WRITTEN REQUEST - Please transcribe the listing below in full and word for word, without its pictures.

RECORDS FOR THIS EXERCISE -

++++++

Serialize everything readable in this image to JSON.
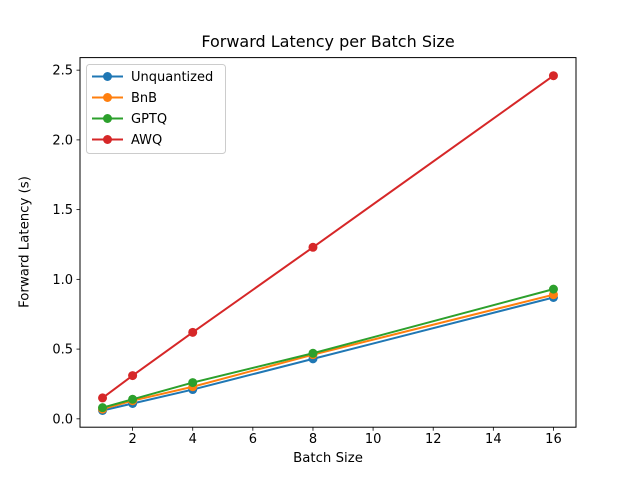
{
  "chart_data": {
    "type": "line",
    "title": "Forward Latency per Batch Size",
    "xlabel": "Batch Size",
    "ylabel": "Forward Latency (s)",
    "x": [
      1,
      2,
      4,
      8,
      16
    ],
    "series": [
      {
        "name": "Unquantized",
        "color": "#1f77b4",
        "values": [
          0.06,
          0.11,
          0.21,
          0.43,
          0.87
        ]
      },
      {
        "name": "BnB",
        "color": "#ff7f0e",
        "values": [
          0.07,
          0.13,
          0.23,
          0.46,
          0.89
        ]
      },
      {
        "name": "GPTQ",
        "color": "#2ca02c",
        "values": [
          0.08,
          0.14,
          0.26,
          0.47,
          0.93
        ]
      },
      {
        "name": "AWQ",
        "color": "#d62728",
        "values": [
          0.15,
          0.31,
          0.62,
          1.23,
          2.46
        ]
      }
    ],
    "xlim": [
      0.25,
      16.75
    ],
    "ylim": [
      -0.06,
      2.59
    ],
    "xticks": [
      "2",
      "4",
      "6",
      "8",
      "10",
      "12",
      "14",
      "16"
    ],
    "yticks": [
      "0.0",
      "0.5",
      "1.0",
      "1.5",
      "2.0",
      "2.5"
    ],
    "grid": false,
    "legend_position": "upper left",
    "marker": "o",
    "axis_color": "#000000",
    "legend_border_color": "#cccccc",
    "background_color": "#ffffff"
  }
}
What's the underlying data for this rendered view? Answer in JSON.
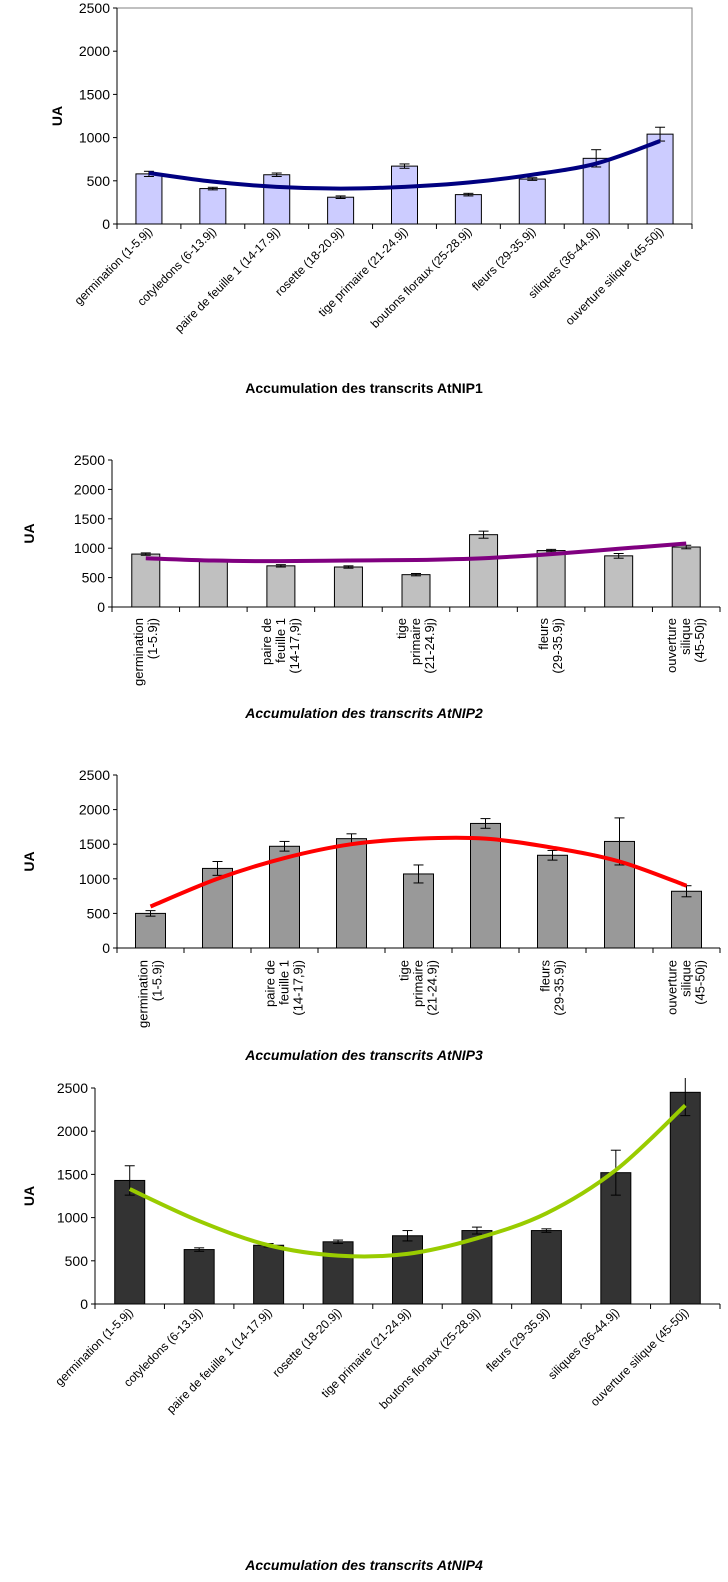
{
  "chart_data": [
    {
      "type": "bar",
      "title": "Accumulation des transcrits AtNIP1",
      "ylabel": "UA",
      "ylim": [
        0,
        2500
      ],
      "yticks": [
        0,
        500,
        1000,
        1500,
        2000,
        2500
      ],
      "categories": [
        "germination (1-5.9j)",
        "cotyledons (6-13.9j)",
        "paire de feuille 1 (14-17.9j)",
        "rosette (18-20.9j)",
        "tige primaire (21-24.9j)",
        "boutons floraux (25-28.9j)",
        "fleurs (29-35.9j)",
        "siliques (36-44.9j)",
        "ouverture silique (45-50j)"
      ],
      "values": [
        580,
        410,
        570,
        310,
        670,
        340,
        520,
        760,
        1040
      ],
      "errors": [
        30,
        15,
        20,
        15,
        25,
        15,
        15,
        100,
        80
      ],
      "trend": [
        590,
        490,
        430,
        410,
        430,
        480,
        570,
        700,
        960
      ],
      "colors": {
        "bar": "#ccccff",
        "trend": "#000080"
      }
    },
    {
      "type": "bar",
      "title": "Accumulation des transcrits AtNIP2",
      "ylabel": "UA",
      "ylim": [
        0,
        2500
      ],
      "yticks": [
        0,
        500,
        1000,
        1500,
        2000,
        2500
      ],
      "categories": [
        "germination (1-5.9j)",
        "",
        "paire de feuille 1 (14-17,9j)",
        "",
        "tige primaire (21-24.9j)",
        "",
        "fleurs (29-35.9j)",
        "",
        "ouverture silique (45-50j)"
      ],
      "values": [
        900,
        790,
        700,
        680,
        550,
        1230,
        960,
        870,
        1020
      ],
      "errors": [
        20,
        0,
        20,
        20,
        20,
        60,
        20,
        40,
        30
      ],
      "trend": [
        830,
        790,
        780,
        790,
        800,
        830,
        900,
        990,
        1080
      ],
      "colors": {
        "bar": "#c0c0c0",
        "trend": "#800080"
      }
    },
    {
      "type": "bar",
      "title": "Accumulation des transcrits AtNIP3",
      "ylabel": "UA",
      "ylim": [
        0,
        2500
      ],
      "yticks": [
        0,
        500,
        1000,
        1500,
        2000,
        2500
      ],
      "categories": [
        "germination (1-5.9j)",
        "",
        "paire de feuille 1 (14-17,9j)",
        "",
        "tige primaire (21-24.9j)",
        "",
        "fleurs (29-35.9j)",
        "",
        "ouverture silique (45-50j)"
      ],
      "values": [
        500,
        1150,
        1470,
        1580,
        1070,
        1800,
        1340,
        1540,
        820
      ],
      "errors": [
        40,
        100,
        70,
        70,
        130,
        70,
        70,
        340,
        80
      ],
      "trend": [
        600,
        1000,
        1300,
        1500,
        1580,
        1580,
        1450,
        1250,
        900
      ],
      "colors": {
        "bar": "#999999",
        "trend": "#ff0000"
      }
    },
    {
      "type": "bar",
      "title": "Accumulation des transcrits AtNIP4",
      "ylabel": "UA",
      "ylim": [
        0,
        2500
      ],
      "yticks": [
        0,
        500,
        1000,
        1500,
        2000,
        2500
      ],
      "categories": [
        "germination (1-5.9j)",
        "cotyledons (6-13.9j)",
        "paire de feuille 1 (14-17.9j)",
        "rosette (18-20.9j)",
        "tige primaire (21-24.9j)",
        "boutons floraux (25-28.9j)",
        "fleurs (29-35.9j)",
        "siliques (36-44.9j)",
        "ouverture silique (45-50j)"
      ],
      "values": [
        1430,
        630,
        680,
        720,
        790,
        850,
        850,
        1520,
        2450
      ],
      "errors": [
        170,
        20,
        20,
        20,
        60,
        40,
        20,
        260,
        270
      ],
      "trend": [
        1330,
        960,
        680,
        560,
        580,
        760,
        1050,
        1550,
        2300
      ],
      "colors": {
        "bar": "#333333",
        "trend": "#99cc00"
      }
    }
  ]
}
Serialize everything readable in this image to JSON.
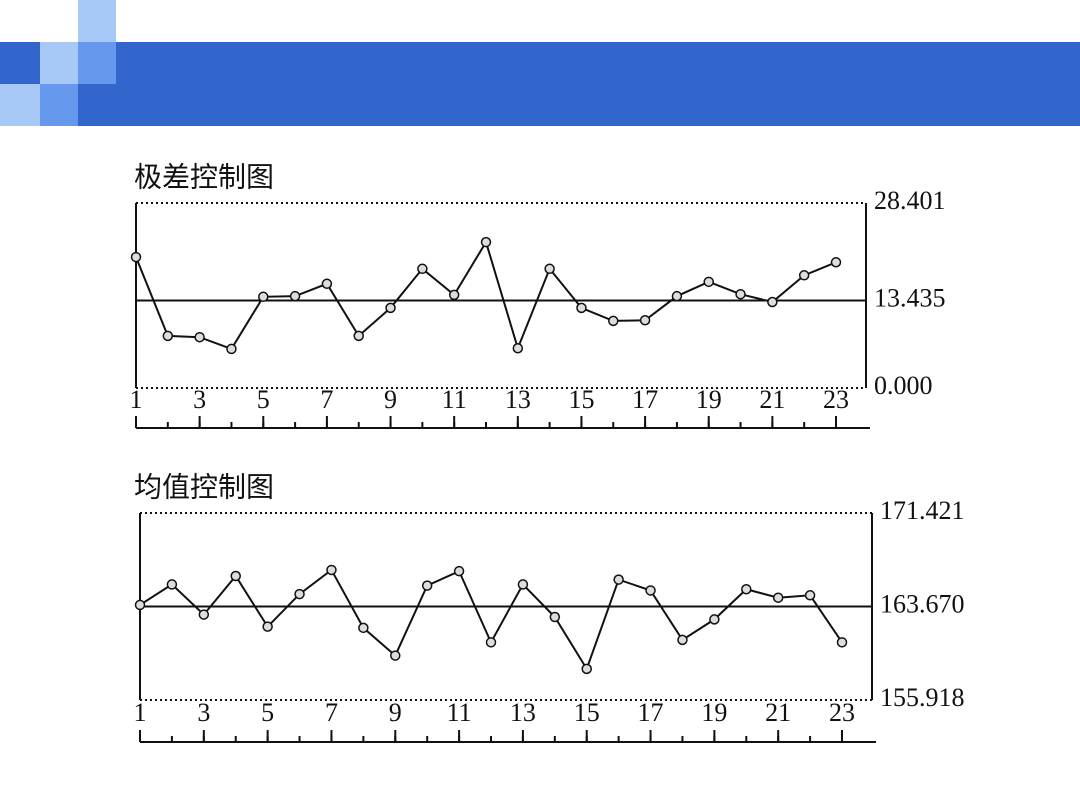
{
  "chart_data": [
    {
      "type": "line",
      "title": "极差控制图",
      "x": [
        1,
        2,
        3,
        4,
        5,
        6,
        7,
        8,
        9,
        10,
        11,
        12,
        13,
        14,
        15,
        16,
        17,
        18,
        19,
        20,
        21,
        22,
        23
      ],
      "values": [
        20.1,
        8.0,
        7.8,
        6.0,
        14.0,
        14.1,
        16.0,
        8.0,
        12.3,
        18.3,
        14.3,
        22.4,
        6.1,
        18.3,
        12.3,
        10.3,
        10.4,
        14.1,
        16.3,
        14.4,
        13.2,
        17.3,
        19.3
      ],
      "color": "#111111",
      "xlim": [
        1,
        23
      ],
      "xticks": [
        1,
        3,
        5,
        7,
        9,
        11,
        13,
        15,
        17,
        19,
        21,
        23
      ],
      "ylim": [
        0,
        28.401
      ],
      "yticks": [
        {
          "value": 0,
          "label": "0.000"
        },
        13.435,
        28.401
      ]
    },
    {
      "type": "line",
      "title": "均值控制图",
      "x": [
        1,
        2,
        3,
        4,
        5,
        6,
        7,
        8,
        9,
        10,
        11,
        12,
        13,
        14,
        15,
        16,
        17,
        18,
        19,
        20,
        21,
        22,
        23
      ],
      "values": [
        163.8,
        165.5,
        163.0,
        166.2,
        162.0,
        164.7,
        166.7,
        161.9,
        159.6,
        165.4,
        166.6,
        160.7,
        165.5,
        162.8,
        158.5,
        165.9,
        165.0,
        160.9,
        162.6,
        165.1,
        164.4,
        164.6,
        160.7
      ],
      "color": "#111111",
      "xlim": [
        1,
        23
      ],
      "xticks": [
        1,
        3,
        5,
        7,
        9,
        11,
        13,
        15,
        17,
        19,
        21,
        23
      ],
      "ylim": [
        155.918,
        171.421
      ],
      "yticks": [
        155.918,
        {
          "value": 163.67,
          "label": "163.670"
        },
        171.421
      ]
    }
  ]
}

++++++

EXERCISE RESULT -
Serialize everything readable in this image to JSON.
{
  "chart_data": {
    "type": "line",
    "title": "Forward Latency per Batch Size",
    "xlabel": "Batch Size",
    "ylabel": "Forward Latency (s)",
    "x": [
      1,
      2,
      4,
      8,
      16
    ],
    "series": [
      {
        "name": "Unquantized",
        "color": "#1f77b4",
        "values": [
          0.06,
          0.11,
          0.21,
          0.43,
          0.87
        ]
      },
      {
        "name": "BnB",
        "color": "#ff7f0e",
        "values": [
          0.07,
          0.13,
          0.23,
          0.46,
          0.89
        ]
      },
      {
        "name": "GPTQ",
        "color": "#2ca02c",
        "values": [
          0.08,
          0.14,
          0.26,
          0.47,
          0.93
        ]
      },
      {
        "name": "AWQ",
        "color": "#d62728",
        "values": [
          0.15,
          0.31,
          0.62,
          1.23,
          2.46
        ]
      }
    ],
    "xlim": [
      0.25,
      16.75
    ],
    "ylim": [
      -0.06,
      2.59
    ],
    "xticks": [
      "2",
      "4",
      "6",
      "8",
      "10",
      "12",
      "14",
      "16"
    ],
    "yticks": [
      "0.0",
      "0.5",
      "1.0",
      "1.5",
      "2.0",
      "2.5"
    ],
    "grid": false,
    "legend_position": "upper left",
    "marker": "o",
    "axis_color": "#000000",
    "legend_border_color": "#cccccc",
    "background_color": "#ffffff"
  }
}
What's the underlying data for this rendered view? Answer in JSON.
{
  "chart_data": [
    {
      "type": "bar",
      "title": "Accumulation des transcrits AtNIP1",
      "ylabel": "UA",
      "ylim": [
        0,
        2500
      ],
      "yticks": [
        0,
        500,
        1000,
        1500,
        2000,
        2500
      ],
      "categories": [
        "germination (1-5.9j)",
        "cotyledons (6-13.9j)",
        "paire de feuille 1 (14-17.9j)",
        "rosette (18-20.9j)",
        "tige primaire (21-24.9j)",
        "boutons floraux (25-28.9j)",
        "fleurs (29-35.9j)",
        "siliques (36-44.9j)",
        "ouverture silique (45-50j)"
      ],
      "values": [
        580,
        410,
        570,
        310,
        670,
        340,
        520,
        760,
        1040
      ],
      "errors": [
        30,
        15,
        20,
        15,
        25,
        15,
        15,
        100,
        80
      ],
      "trend": [
        590,
        490,
        430,
        410,
        430,
        480,
        570,
        700,
        960
      ],
      "colors": {
        "bar": "#ccccff",
        "trend": "#000080"
      }
    },
    {
      "type": "bar",
      "title": "Accumulation des transcrits AtNIP2",
      "ylabel": "UA",
      "ylim": [
        0,
        2500
      ],
      "yticks": [
        0,
        500,
        1000,
        1500,
        2000,
        2500
      ],
      "categories": [
        "germination (1-5.9j)",
        "",
        "paire de feuille 1 (14-17,9j)",
        "",
        "tige primaire (21-24.9j)",
        "",
        "fleurs (29-35.9j)",
        "",
        "ouverture silique (45-50j)"
      ],
      "values": [
        900,
        790,
        700,
        680,
        550,
        1230,
        960,
        870,
        1020
      ],
      "errors": [
        20,
        0,
        20,
        20,
        20,
        60,
        20,
        40,
        30
      ],
      "trend": [
        830,
        790,
        780,
        790,
        800,
        830,
        900,
        990,
        1080
      ],
      "colors": {
        "bar": "#c0c0c0",
        "trend": "#800080"
      }
    },
    {
      "type": "bar",
      "title": "Accumulation des transcrits AtNIP3",
      "ylabel": "UA",
      "ylim": [
        0,
        2500
      ],
      "yticks": [
        0,
        500,
        1000,
        1500,
        2000,
        2500
      ],
      "categories": [
        "germination (1-5.9j)",
        "",
        "paire de feuille 1 (14-17,9j)",
        "",
        "tige primaire (21-24.9j)",
        "",
        "fleurs (29-35.9j)",
        "",
        "ouverture silique (45-50j)"
      ],
      "values": [
        500,
        1150,
        1470,
        1580,
        1070,
        1800,
        1340,
        1540,
        820
      ],
      "errors": [
        40,
        100,
        70,
        70,
        130,
        70,
        70,
        340,
        80
      ],
      "trend": [
        600,
        1000,
        1300,
        1500,
        1580,
        1580,
        1450,
        1250,
        900
      ],
      "colors": {
        "bar": "#999999",
        "trend": "#ff0000"
      }
    },
    {
      "type": "bar",
      "title": "Accumulation des transcrits AtNIP4",
      "ylabel": "UA",
      "ylim": [
        0,
        2500
      ],
      "yticks": [
        0,
        500,
        1000,
        1500,
        2000,
        2500
      ],
      "categories": [
        "germination (1-5.9j)",
        "cotyledons (6-13.9j)",
        "paire de feuille 1 (14-17.9j)",
        "rosette (18-20.9j)",
        "tige primaire (21-24.9j)",
        "boutons floraux (25-28.9j)",
        "fleurs (29-35.9j)",
        "siliques (36-44.9j)",
        "ouverture silique (45-50j)"
      ],
      "values": [
        1430,
        630,
        680,
        720,
        790,
        850,
        850,
        1520,
        2450
      ],
      "errors": [
        170,
        20,
        20,
        20,
        60,
        40,
        20,
        260,
        270
      ],
      "trend": [
        1330,
        960,
        680,
        560,
        580,
        760,
        1050,
        1550,
        2300
      ],
      "colors": {
        "bar": "#333333",
        "trend": "#99cc00"
      }
    }
  ]
}
Serialize everything readable in this image to JSON.
{
  "chart_data": [
    {
      "type": "line",
      "title": "极差控制图",
      "x": [
        1,
        2,
        3,
        4,
        5,
        6,
        7,
        8,
        9,
        10,
        11,
        12,
        13,
        14,
        15,
        16,
        17,
        18,
        19,
        20,
        21,
        22,
        23
      ],
      "values": [
        20.1,
        8.0,
        7.8,
        6.0,
        14.0,
        14.1,
        16.0,
        8.0,
        12.3,
        18.3,
        14.3,
        22.4,
        6.1,
        18.3,
        12.3,
        10.3,
        10.4,
        14.1,
        16.3,
        14.4,
        13.2,
        17.3,
        19.3
      ],
      "color": "#111111",
      "xlim": [
        1,
        23
      ],
      "xticks": [
        1,
        3,
        5,
        7,
        9,
        11,
        13,
        15,
        17,
        19,
        21,
        23
      ],
      "ylim": [
        0,
        28.401
      ],
      "yticks": [
        {
          "value": 0,
          "label": "0.000"
        },
        13.435,
        28.401
      ]
    },
    {
      "type": "line",
      "title": "均值控制图",
      "x": [
        1,
        2,
        3,
        4,
        5,
        6,
        7,
        8,
        9,
        10,
        11,
        12,
        13,
        14,
        15,
        16,
        17,
        18,
        19,
        20,
        21,
        22,
        23
      ],
      "values": [
        163.8,
        165.5,
        163.0,
        166.2,
        162.0,
        164.7,
        166.7,
        161.9,
        159.6,
        165.4,
        166.6,
        160.7,
        165.5,
        162.8,
        158.5,
        165.9,
        165.0,
        160.9,
        162.6,
        165.1,
        164.4,
        164.6,
        160.7
      ],
      "color": "#111111",
      "xlim": [
        1,
        23
      ],
      "xticks": [
        1,
        3,
        5,
        7,
        9,
        11,
        13,
        15,
        17,
        19,
        21,
        23
      ],
      "ylim": [
        155.918,
        171.421
      ],
      "yticks": [
        155.918,
        {
          "value": 163.67,
          "label": "163.670"
        },
        171.421
      ]
    }
  ]
}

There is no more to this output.